● **Items**:

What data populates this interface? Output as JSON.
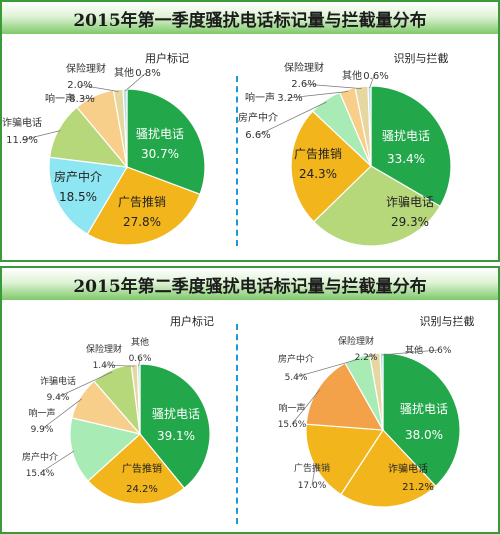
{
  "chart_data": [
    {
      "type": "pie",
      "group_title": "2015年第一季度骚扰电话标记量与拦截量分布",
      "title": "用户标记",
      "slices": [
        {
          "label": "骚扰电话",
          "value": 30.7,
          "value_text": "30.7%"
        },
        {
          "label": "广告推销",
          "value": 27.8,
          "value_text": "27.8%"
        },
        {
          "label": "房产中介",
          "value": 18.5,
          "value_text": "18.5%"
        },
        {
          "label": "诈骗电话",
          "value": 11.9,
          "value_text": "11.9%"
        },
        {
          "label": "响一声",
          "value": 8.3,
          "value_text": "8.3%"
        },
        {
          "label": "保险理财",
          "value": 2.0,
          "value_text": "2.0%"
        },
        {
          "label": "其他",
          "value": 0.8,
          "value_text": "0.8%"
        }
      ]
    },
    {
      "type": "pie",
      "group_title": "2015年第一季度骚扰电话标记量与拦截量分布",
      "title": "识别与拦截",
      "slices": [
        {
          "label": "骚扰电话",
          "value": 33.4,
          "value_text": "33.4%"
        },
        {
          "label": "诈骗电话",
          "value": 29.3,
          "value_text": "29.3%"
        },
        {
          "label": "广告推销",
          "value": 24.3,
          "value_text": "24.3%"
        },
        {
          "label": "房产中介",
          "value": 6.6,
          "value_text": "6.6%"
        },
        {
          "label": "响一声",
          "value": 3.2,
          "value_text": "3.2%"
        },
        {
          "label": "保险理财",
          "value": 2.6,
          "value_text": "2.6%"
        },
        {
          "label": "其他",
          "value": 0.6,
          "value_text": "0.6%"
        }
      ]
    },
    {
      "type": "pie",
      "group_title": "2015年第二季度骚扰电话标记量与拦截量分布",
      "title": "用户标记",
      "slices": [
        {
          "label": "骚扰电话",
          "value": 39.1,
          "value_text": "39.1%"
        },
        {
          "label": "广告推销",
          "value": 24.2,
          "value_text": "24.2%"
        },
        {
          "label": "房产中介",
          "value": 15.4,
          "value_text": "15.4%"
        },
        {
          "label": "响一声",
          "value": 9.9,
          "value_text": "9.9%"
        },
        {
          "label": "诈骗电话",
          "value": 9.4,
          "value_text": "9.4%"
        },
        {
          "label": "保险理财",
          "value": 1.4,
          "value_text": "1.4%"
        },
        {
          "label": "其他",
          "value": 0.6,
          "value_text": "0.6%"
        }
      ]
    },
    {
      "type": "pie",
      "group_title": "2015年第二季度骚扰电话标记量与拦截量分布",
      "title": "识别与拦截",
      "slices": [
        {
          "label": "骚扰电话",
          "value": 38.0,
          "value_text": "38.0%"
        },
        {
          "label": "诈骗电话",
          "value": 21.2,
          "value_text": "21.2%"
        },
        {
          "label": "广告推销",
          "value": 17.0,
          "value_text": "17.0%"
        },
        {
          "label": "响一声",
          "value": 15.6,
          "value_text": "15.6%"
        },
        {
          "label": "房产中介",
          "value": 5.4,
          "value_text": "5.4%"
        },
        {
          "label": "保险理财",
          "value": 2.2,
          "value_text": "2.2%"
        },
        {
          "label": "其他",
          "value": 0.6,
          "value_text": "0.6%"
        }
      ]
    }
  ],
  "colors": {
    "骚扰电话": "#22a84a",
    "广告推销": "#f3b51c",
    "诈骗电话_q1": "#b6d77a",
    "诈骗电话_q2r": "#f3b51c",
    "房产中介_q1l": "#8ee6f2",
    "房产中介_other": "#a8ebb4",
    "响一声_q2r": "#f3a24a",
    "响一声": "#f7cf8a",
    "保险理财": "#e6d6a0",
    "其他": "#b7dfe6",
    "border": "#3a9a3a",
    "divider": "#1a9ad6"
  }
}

--

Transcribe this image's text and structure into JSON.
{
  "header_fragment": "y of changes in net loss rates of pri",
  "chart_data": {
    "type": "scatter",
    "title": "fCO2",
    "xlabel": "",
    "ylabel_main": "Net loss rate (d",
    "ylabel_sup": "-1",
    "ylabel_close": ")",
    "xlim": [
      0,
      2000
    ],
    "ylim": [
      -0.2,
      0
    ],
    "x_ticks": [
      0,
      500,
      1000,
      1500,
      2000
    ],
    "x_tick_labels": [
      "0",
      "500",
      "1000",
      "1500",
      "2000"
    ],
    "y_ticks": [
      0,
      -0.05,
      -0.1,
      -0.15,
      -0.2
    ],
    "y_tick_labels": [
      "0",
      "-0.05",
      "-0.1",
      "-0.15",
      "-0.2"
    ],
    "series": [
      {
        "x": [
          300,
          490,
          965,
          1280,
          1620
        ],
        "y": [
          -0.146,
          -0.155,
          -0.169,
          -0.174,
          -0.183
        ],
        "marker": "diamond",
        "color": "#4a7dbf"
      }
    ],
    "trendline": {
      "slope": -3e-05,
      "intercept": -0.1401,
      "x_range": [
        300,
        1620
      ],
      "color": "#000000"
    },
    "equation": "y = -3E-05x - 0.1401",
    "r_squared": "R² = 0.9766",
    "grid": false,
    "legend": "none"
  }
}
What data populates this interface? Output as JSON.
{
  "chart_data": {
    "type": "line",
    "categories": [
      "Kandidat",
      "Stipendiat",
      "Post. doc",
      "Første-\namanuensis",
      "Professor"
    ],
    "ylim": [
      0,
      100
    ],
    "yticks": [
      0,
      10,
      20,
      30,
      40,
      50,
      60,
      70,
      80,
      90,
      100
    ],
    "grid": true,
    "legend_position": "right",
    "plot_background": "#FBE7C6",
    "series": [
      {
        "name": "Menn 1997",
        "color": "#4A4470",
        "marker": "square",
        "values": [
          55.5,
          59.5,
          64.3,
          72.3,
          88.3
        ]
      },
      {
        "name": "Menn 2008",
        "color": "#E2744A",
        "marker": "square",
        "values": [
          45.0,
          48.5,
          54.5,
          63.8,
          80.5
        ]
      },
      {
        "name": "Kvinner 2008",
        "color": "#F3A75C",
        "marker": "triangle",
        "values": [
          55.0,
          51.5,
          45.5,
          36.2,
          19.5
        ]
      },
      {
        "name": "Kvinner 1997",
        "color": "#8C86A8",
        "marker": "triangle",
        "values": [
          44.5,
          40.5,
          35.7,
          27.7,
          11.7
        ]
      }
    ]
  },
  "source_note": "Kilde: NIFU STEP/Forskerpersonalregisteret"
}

● **Requirements**:
Leave out every line without the string "name" and copy the rest.

● **Solution for this task**:
        "name": "Menn 1997",
        "name": "Menn 2008",
        "name": "Kvinner 2008",
        "name": "Kvinner 1997",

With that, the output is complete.